# [The input]

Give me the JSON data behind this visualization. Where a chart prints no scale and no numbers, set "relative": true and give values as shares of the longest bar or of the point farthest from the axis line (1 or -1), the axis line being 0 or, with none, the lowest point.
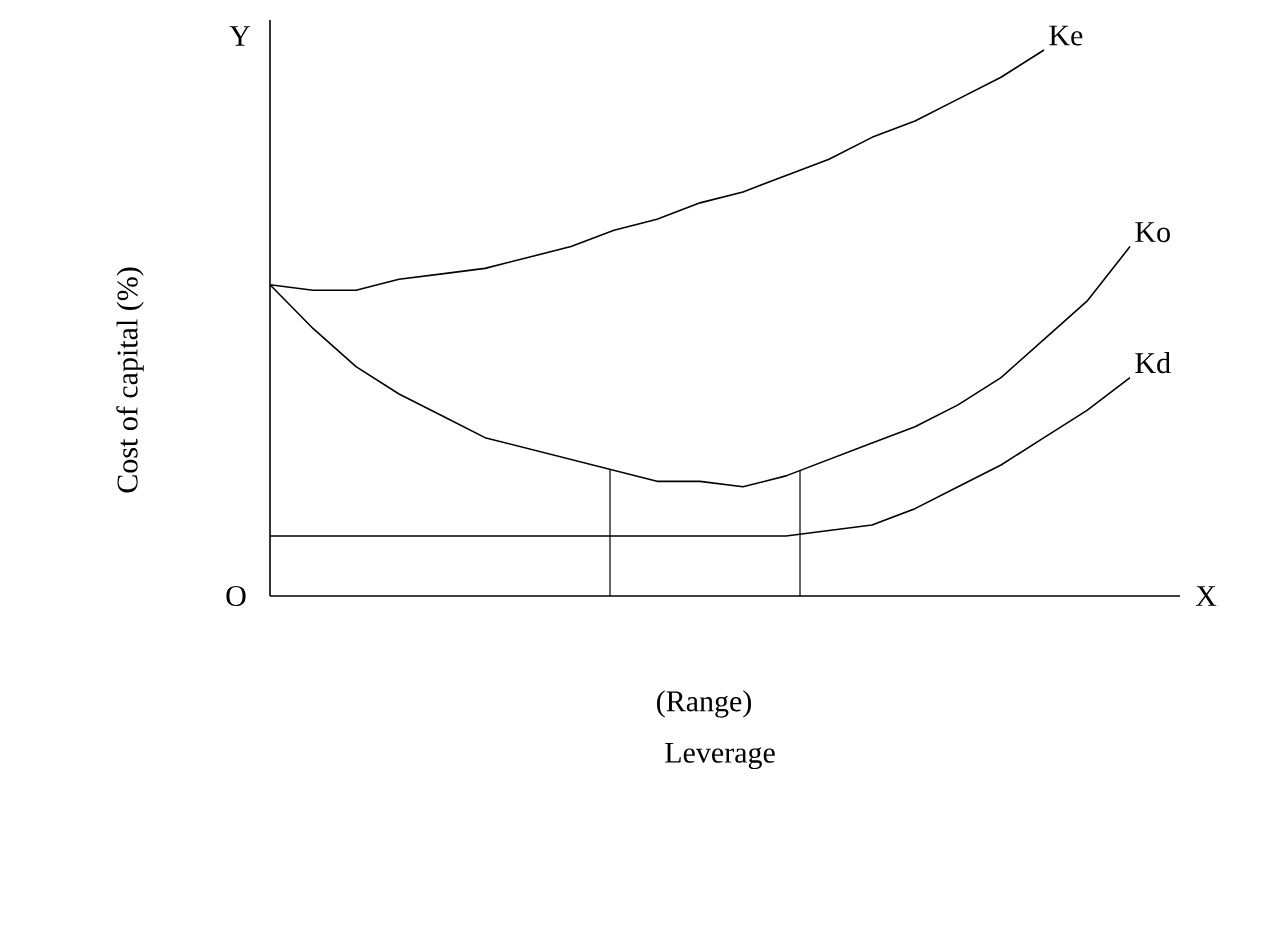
{
  "chart_data": {
    "type": "line",
    "relative": true,
    "xlabel": "Leverage",
    "ylabel": "Cost of capital (%)",
    "categories": [
      null,
      null,
      null,
      null,
      null,
      null,
      null,
      null,
      null,
      null,
      null,
      null,
      null,
      null,
      null,
      null,
      null,
      null,
      null,
      null,
      null
    ],
    "series": [
      {
        "name": "Ke",
        "color": "#000000",
        "values": [
          0.57,
          0.56,
          0.56,
          0.58,
          0.59,
          0.6,
          0.62,
          0.64,
          0.67,
          0.69,
          0.72,
          0.74,
          0.77,
          0.8,
          0.84,
          0.87,
          0.91,
          0.95,
          1.0,
          null,
          null
        ]
      },
      {
        "name": "Ko",
        "color": "#000000",
        "values": [
          0.57,
          0.49,
          0.42,
          0.37,
          0.33,
          0.29,
          0.27,
          0.25,
          0.23,
          0.21,
          0.21,
          0.2,
          0.22,
          0.25,
          0.28,
          0.31,
          0.35,
          0.4,
          0.47,
          0.54,
          0.64
        ]
      },
      {
        "name": "Kd",
        "color": "#000000",
        "values": [
          0.11,
          0.11,
          0.11,
          0.11,
          0.11,
          0.11,
          0.11,
          0.11,
          0.11,
          0.11,
          0.11,
          0.11,
          0.11,
          0.12,
          0.13,
          0.16,
          0.2,
          0.24,
          0.29,
          0.34,
          0.4
        ]
      }
    ],
    "annotations": [
      "Y",
      "O",
      "X",
      "(Range)"
    ],
    "marker": "none",
    "line_style": "solid"
  }
}
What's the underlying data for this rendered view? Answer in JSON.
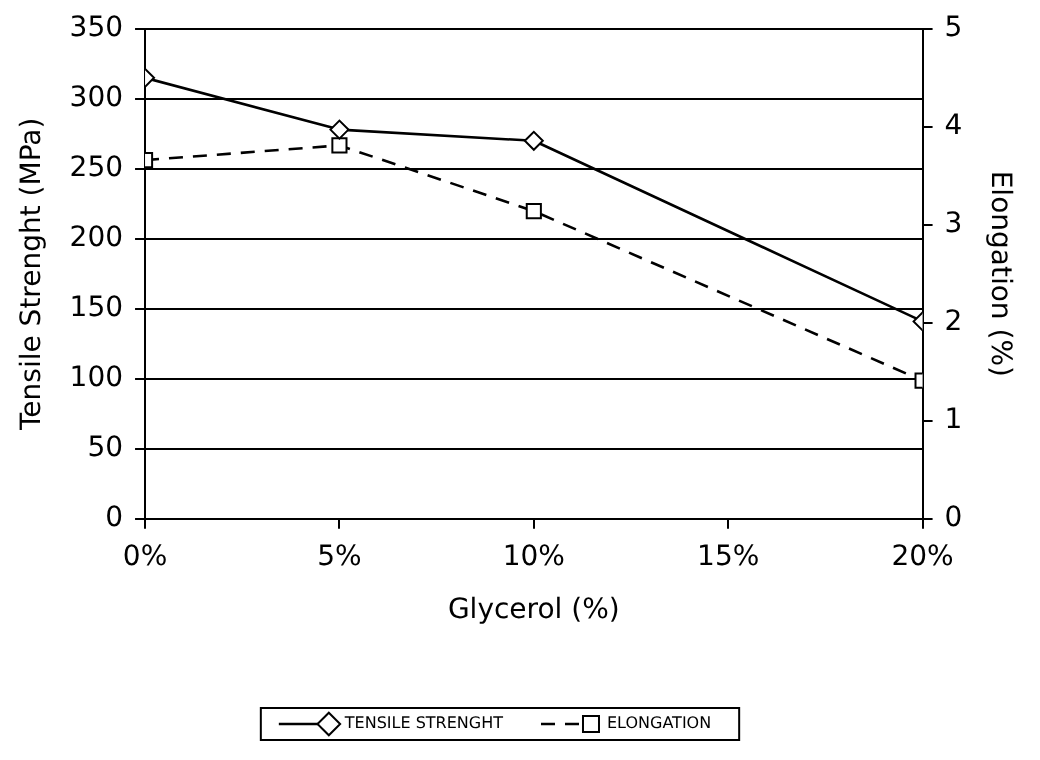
{
  "chart_data": {
    "type": "line",
    "xlabel": "Glycerol (%)",
    "ylabel": "Tensile Strenght (MPa)",
    "y2label": "Elongation (%)",
    "x": [
      0,
      5,
      10,
      20
    ],
    "series": [
      {
        "name": "TENSILE STRENGHT",
        "color": "#000000",
        "values": [
          315,
          278,
          270,
          141
        ],
        "marker": "diamond",
        "line_style": "solid"
      },
      {
        "name": "ELONGATION",
        "color": "#000000",
        "values": [
          3.66,
          3.81,
          3.14,
          1.41
        ],
        "marker": "square",
        "line_style": "dashed",
        "axis": "y2"
      }
    ],
    "xlim": [
      0,
      20
    ],
    "xticks": [
      {
        "value": 0,
        "label": "0%"
      },
      {
        "value": 5,
        "label": "5%"
      },
      {
        "value": 10,
        "label": "10%"
      },
      {
        "value": 15,
        "label": "15%"
      },
      {
        "value": 20,
        "label": "20%"
      }
    ],
    "ylim": [
      0,
      350
    ],
    "yticks": [
      0,
      50,
      100,
      150,
      200,
      250,
      300,
      350
    ],
    "y2lim": [
      0,
      5
    ],
    "y2ticks": [
      0,
      1,
      2,
      3,
      4,
      5
    ],
    "grid": "y",
    "legend": "bottom"
  }
}
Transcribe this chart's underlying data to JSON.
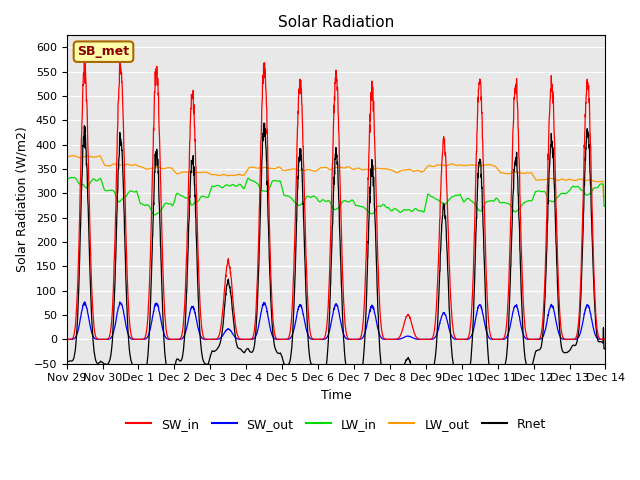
{
  "title": "Solar Radiation",
  "xlabel": "Time",
  "ylabel": "Solar Radiation (W/m2)",
  "ylim": [
    -50,
    625
  ],
  "bg_color": "#e8e8e8",
  "fig_color": "#ffffff",
  "label_box": "SB_met",
  "series_colors": {
    "SW_in": "#ff0000",
    "SW_out": "#0000ff",
    "LW_in": "#00dd00",
    "LW_out": "#ff9900",
    "Rnet": "#000000"
  },
  "xtick_labels": [
    "Nov 29",
    "Nov 30",
    "Dec 1",
    "Dec 2",
    "Dec 3",
    "Dec 4",
    "Dec 5",
    "Dec 6",
    "Dec 7",
    "Dec 8",
    "Dec 9",
    "Dec 10",
    "Dec 11",
    "Dec 12",
    "Dec 13",
    "Dec 14"
  ],
  "day_peaks_sw": [
    560,
    565,
    555,
    505,
    160,
    560,
    530,
    540,
    510,
    50,
    410,
    535,
    530,
    530,
    530
  ],
  "day_lw_in_base": [
    330,
    305,
    275,
    295,
    315,
    325,
    295,
    285,
    275,
    265,
    295,
    285,
    285,
    305,
    315
  ],
  "day_lw_out_base": [
    375,
    358,
    352,
    342,
    338,
    352,
    348,
    352,
    352,
    348,
    358,
    358,
    342,
    328,
    328
  ]
}
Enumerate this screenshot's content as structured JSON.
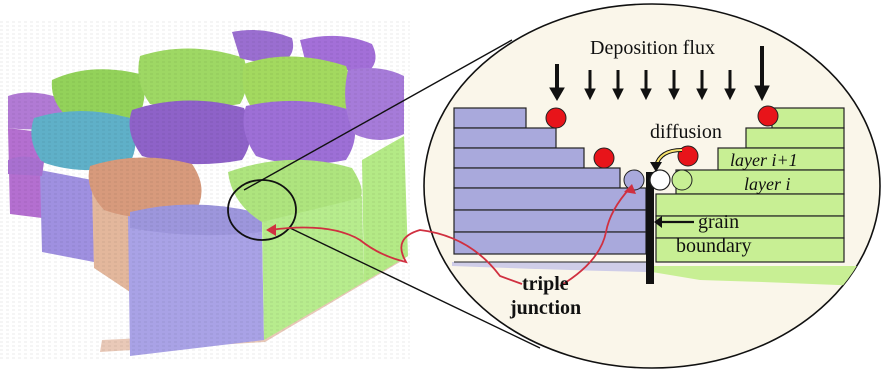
{
  "labels": {
    "deposition_flux": "Deposition flux",
    "diffusion": "diffusion",
    "layer_i_plus_1": "layer i+1",
    "layer_i": "layer i",
    "grain": "grain",
    "boundary": "boundary",
    "triple": "triple",
    "junction": "junction"
  },
  "colors": {
    "grain_purple": "#a9a9dc",
    "grain_green": "#c8ef94",
    "adatom_red": "#e8141a",
    "link_line_red": "#d03040",
    "boundary_black": "#111111"
  }
}
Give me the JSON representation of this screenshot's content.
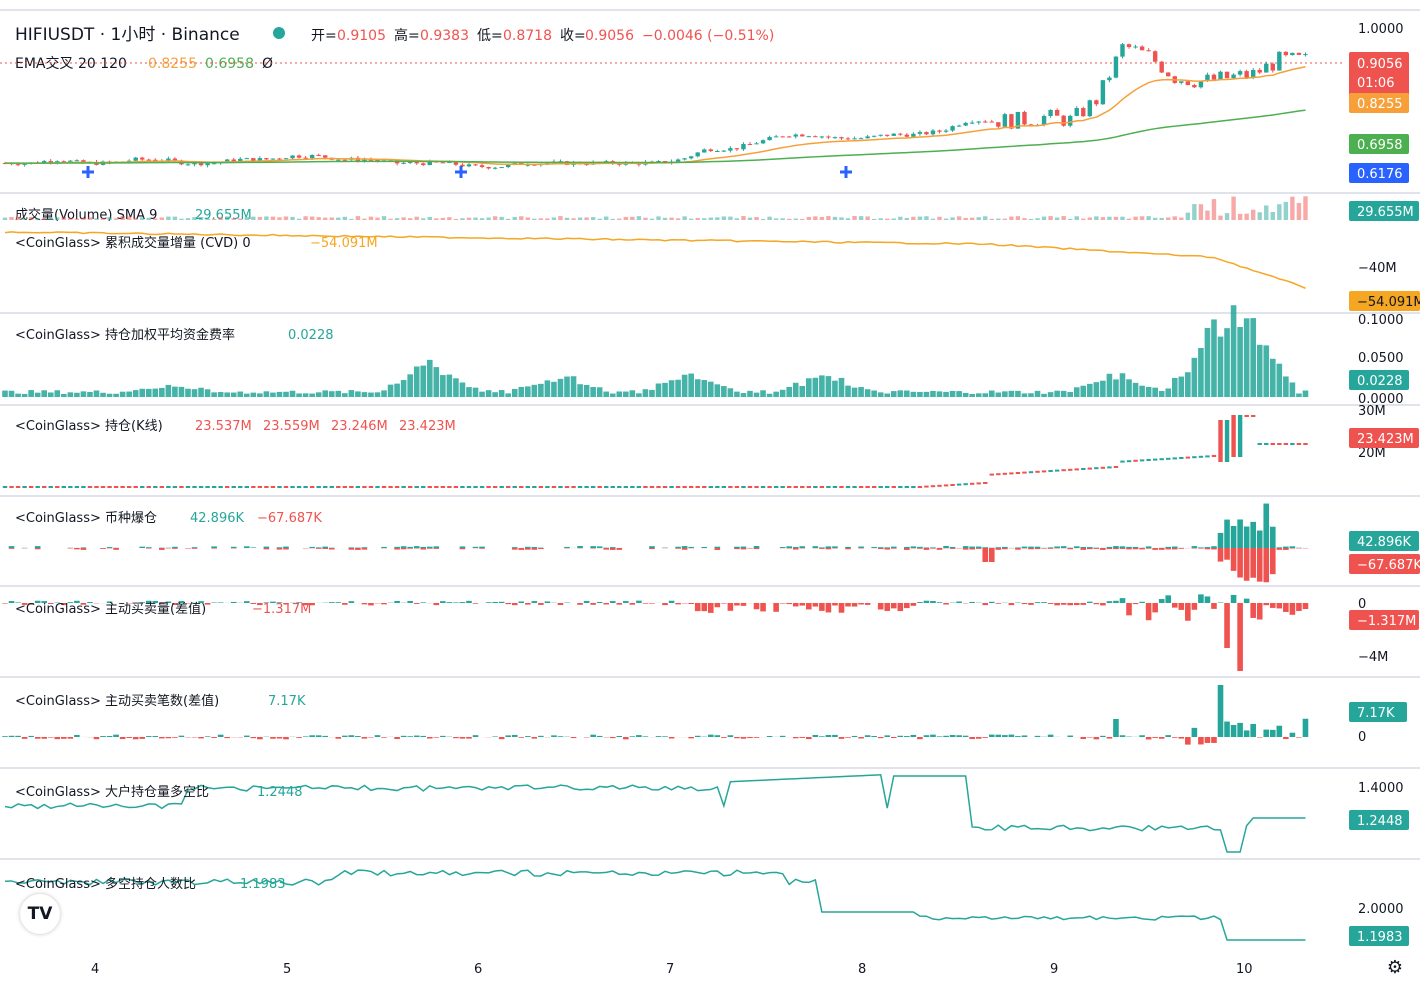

# [Work to be completed]
Your copy should match the entries exactly, minus the pictures.

# [Exercise output]
Give me the JSON data behind this visualization. Where a chart prints no scale and no numbers, set "relative": true and give values as shares of the longest bar or of the point farthest from the axis line (1 or -1), the axis line being 0 or, with none, the lowest point.
{
  "chart_data": {
    "type": "line",
    "relative": true,
    "xlabel": "Leverage",
    "ylabel": "Cost of capital (%)",
    "categories": [
      null,
      null,
      null,
      null,
      null,
      null,
      null,
      null,
      null,
      null,
      null,
      null,
      null,
      null,
      null,
      null,
      null,
      null,
      null,
      null,
      null
    ],
    "series": [
      {
        "name": "Ke",
        "color": "#000000",
        "values": [
          0.57,
          0.56,
          0.56,
          0.58,
          0.59,
          0.6,
          0.62,
          0.64,
          0.67,
          0.69,
          0.72,
          0.74,
          0.77,
          0.8,
          0.84,
          0.87,
          0.91,
          0.95,
          1.0,
          null,
          null
        ]
      },
      {
        "name": "Ko",
        "color": "#000000",
        "values": [
          0.57,
          0.49,
          0.42,
          0.37,
          0.33,
          0.29,
          0.27,
          0.25,
          0.23,
          0.21,
          0.21,
          0.2,
          0.22,
          0.25,
          0.28,
          0.31,
          0.35,
          0.4,
          0.47,
          0.54,
          0.64
        ]
      },
      {
        "name": "Kd",
        "color": "#000000",
        "values": [
          0.11,
          0.11,
          0.11,
          0.11,
          0.11,
          0.11,
          0.11,
          0.11,
          0.11,
          0.11,
          0.11,
          0.11,
          0.11,
          0.12,
          0.13,
          0.16,
          0.2,
          0.24,
          0.29,
          0.34,
          0.4
        ]
      }
    ],
    "annotations": [
      "Y",
      "O",
      "X",
      "(Range)"
    ],
    "marker": "none",
    "line_style": "solid"
  }
}
What's the underlying data for this rendered view? Answer in JSON.
{
  "chart_data": {
    "type": "line",
    "xlabel": "Glycerol (%)",
    "ylabel": "Tensile Strenght (MPa)",
    "y2label": "Elongation (%)",
    "x": [
      0,
      5,
      10,
      20
    ],
    "series": [
      {
        "name": "TENSILE STRENGHT",
        "color": "#000000",
        "values": [
          315,
          278,
          270,
          141
        ],
        "marker": "diamond",
        "line_style": "solid"
      },
      {
        "name": "ELONGATION",
        "color": "#000000",
        "values": [
          3.66,
          3.81,
          3.14,
          1.41
        ],
        "marker": "square",
        "line_style": "dashed",
        "axis": "y2"
      }
    ],
    "xlim": [
      0,
      20
    ],
    "xticks": [
      {
        "value": 0,
        "label": "0%"
      },
      {
        "value": 5,
        "label": "5%"
      },
      {
        "value": 10,
        "label": "10%"
      },
      {
        "value": 15,
        "label": "15%"
      },
      {
        "value": 20,
        "label": "20%"
      }
    ],
    "ylim": [
      0,
      350
    ],
    "yticks": [
      0,
      50,
      100,
      150,
      200,
      250,
      300,
      350
    ],
    "y2lim": [
      0,
      5
    ],
    "y2ticks": [
      0,
      1,
      2,
      3,
      4,
      5
    ],
    "grid": "y",
    "legend": "bottom"
  }
}
Transcribe this chart's underlying data to JSON.
{
  "title": "Solar Radiation",
  "xlabel": "Time",
  "ylabel": "Solar Radiation (W/m2)",
  "ylim": [
    -50,
    625
  ],
  "bg_color": "#e8e8e8",
  "fig_color": "#ffffff",
  "label_box": "SB_met",
  "series_colors": {
    "SW_in": "#ff0000",
    "SW_out": "#0000ff",
    "LW_in": "#00dd00",
    "LW_out": "#ff9900",
    "Rnet": "#000000"
  },
  "xtick_labels": [
    "Nov 29",
    "Nov 30",
    "Dec 1",
    "Dec 2",
    "Dec 3",
    "Dec 4",
    "Dec 5",
    "Dec 6",
    "Dec 7",
    "Dec 8",
    "Dec 9",
    "Dec 10",
    "Dec 11",
    "Dec 12",
    "Dec 13",
    "Dec 14"
  ],
  "day_peaks_sw": [
    560,
    565,
    555,
    505,
    160,
    560,
    530,
    540,
    510,
    50,
    410,
    535,
    530,
    530,
    530
  ],
  "day_lw_in_base": [
    330,
    305,
    275,
    295,
    315,
    325,
    295,
    285,
    275,
    265,
    295,
    285,
    285,
    305,
    315
  ],
  "day_lw_out_base": [
    375,
    358,
    352,
    342,
    338,
    352,
    348,
    352,
    352,
    348,
    358,
    358,
    342,
    328,
    328
  ]
}
Enumerate this screenshot's content as structured JSON.
{
  "labels": {
    "deposition_flux": "Deposition flux",
    "diffusion": "diffusion",
    "layer_i_plus_1": "layer i+1",
    "layer_i": "layer i",
    "grain": "grain",
    "boundary": "boundary",
    "triple": "triple",
    "junction": "junction"
  },
  "colors": {
    "grain_purple": "#a9a9dc",
    "grain_green": "#c8ef94",
    "adatom_red": "#e8141a",
    "link_line_red": "#d03040",
    "boundary_black": "#111111"
  }
}
Give me the JSON representation of this screenshot's content.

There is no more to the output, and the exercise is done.